# The request
Pictures aside, write out every record exactly as it appears.

### Excerpted records

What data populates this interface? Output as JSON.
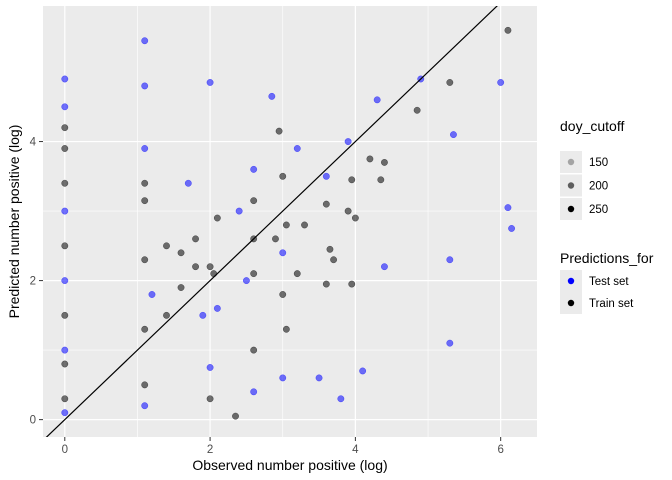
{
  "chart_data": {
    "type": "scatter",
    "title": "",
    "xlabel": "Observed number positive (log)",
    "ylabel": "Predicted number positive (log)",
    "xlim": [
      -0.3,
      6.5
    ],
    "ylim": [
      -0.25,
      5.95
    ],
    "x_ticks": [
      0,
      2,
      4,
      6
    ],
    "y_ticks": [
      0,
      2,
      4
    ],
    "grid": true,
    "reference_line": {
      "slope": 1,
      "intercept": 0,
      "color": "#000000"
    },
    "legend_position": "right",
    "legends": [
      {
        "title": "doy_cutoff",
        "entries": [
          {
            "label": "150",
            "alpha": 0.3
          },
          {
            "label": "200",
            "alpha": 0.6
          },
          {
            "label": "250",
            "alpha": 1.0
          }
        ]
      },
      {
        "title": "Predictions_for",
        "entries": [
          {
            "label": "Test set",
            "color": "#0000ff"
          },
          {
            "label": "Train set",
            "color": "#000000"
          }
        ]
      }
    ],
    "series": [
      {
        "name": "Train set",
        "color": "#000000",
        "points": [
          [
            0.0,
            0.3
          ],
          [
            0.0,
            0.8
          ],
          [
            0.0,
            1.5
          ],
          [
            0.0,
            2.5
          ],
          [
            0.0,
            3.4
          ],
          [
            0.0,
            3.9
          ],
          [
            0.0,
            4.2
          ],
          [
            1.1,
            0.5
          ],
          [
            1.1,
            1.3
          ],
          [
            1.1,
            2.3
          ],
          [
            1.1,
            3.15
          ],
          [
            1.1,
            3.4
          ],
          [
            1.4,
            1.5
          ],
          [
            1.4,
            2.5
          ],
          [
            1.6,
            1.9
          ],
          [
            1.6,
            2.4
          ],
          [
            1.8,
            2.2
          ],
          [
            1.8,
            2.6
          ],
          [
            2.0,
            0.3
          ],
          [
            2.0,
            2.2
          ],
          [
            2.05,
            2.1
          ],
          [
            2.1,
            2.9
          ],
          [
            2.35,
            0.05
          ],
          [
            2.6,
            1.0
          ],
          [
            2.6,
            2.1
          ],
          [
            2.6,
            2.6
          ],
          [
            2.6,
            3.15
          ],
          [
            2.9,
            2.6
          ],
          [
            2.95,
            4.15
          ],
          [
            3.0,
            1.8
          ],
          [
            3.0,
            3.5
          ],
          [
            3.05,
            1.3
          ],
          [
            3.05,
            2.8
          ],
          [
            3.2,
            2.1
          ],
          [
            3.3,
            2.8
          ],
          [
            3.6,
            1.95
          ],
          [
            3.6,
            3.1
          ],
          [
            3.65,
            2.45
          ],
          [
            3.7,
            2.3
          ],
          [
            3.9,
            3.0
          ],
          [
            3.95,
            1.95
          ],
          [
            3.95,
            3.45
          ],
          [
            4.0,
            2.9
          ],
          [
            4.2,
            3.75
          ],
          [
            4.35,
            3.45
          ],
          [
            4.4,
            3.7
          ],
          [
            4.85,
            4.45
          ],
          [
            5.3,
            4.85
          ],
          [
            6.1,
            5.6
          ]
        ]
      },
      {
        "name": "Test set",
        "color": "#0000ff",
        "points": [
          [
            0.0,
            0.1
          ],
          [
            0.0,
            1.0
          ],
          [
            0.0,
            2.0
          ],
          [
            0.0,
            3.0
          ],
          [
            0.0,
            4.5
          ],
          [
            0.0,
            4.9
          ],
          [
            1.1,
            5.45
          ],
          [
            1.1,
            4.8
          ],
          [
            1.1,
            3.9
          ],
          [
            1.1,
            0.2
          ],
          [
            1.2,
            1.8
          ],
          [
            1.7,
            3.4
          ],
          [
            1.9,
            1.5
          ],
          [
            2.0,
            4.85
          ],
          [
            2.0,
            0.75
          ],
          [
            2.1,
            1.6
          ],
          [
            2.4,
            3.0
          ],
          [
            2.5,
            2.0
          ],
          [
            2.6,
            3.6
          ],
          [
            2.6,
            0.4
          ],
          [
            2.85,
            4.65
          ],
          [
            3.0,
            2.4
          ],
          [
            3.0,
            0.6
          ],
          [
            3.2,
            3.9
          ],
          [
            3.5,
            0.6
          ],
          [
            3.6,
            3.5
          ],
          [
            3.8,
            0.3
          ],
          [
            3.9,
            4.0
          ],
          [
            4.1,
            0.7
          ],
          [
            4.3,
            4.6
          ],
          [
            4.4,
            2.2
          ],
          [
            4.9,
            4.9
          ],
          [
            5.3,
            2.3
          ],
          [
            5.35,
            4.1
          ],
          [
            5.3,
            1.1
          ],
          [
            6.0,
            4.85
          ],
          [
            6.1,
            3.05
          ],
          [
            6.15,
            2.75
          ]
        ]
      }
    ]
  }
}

######

# Response for this exercise
What data populates this interface? Output as JSON.
{
  "chart_data": {
    "type": "scatter",
    "title": "",
    "xlabel": "Observed number positive (log)",
    "ylabel": "Predicted number positive (log)",
    "xlim": [
      -0.3,
      6.5
    ],
    "ylim": [
      -0.25,
      5.95
    ],
    "x_ticks": [
      0,
      2,
      4,
      6
    ],
    "y_ticks": [
      0,
      2,
      4
    ],
    "grid": true,
    "reference_line": {
      "slope": 1,
      "intercept": 0,
      "color": "#000000"
    },
    "legend_position": "right",
    "legends": [
      {
        "title": "doy_cutoff",
        "entries": [
          {
            "label": "150",
            "alpha": 0.3
          },
          {
            "label": "200",
            "alpha": 0.6
          },
          {
            "label": "250",
            "alpha": 1.0
          }
        ]
      },
      {
        "title": "Predictions_for",
        "entries": [
          {
            "label": "Test set",
            "color": "#0000ff"
          },
          {
            "label": "Train set",
            "color": "#000000"
          }
        ]
      }
    ],
    "series": [
      {
        "name": "Train set",
        "color": "#000000",
        "points": [
          [
            0.0,
            0.3
          ],
          [
            0.0,
            0.8
          ],
          [
            0.0,
            1.5
          ],
          [
            0.0,
            2.5
          ],
          [
            0.0,
            3.4
          ],
          [
            0.0,
            3.9
          ],
          [
            0.0,
            4.2
          ],
          [
            1.1,
            0.5
          ],
          [
            1.1,
            1.3
          ],
          [
            1.1,
            2.3
          ],
          [
            1.1,
            3.15
          ],
          [
            1.1,
            3.4
          ],
          [
            1.4,
            1.5
          ],
          [
            1.4,
            2.5
          ],
          [
            1.6,
            1.9
          ],
          [
            1.6,
            2.4
          ],
          [
            1.8,
            2.2
          ],
          [
            1.8,
            2.6
          ],
          [
            2.0,
            0.3
          ],
          [
            2.0,
            2.2
          ],
          [
            2.05,
            2.1
          ],
          [
            2.1,
            2.9
          ],
          [
            2.35,
            0.05
          ],
          [
            2.6,
            1.0
          ],
          [
            2.6,
            2.1
          ],
          [
            2.6,
            2.6
          ],
          [
            2.6,
            3.15
          ],
          [
            2.9,
            2.6
          ],
          [
            2.95,
            4.15
          ],
          [
            3.0,
            1.8
          ],
          [
            3.0,
            3.5
          ],
          [
            3.05,
            1.3
          ],
          [
            3.05,
            2.8
          ],
          [
            3.2,
            2.1
          ],
          [
            3.3,
            2.8
          ],
          [
            3.6,
            1.95
          ],
          [
            3.6,
            3.1
          ],
          [
            3.65,
            2.45
          ],
          [
            3.7,
            2.3
          ],
          [
            3.9,
            3.0
          ],
          [
            3.95,
            1.95
          ],
          [
            3.95,
            3.45
          ],
          [
            4.0,
            2.9
          ],
          [
            4.2,
            3.75
          ],
          [
            4.35,
            3.45
          ],
          [
            4.4,
            3.7
          ],
          [
            4.85,
            4.45
          ],
          [
            5.3,
            4.85
          ],
          [
            6.1,
            5.6
          ]
        ]
      },
      {
        "name": "Test set",
        "color": "#0000ff",
        "points": [
          [
            0.0,
            0.1
          ],
          [
            0.0,
            1.0
          ],
          [
            0.0,
            2.0
          ],
          [
            0.0,
            3.0
          ],
          [
            0.0,
            4.5
          ],
          [
            0.0,
            4.9
          ],
          [
            1.1,
            5.45
          ],
          [
            1.1,
            4.8
          ],
          [
            1.1,
            3.9
          ],
          [
            1.1,
            0.2
          ],
          [
            1.2,
            1.8
          ],
          [
            1.7,
            3.4
          ],
          [
            1.9,
            1.5
          ],
          [
            2.0,
            4.85
          ],
          [
            2.0,
            0.75
          ],
          [
            2.1,
            1.6
          ],
          [
            2.4,
            3.0
          ],
          [
            2.5,
            2.0
          ],
          [
            2.6,
            3.6
          ],
          [
            2.6,
            0.4
          ],
          [
            2.85,
            4.65
          ],
          [
            3.0,
            2.4
          ],
          [
            3.0,
            0.6
          ],
          [
            3.2,
            3.9
          ],
          [
            3.5,
            0.6
          ],
          [
            3.6,
            3.5
          ],
          [
            3.8,
            0.3
          ],
          [
            3.9,
            4.0
          ],
          [
            4.1,
            0.7
          ],
          [
            4.3,
            4.6
          ],
          [
            4.4,
            2.2
          ],
          [
            4.9,
            4.9
          ],
          [
            5.3,
            2.3
          ],
          [
            5.35,
            4.1
          ],
          [
            5.3,
            1.1
          ],
          [
            6.0,
            4.85
          ],
          [
            6.1,
            3.05
          ],
          [
            6.15,
            2.75
          ]
        ]
      }
    ]
  }
}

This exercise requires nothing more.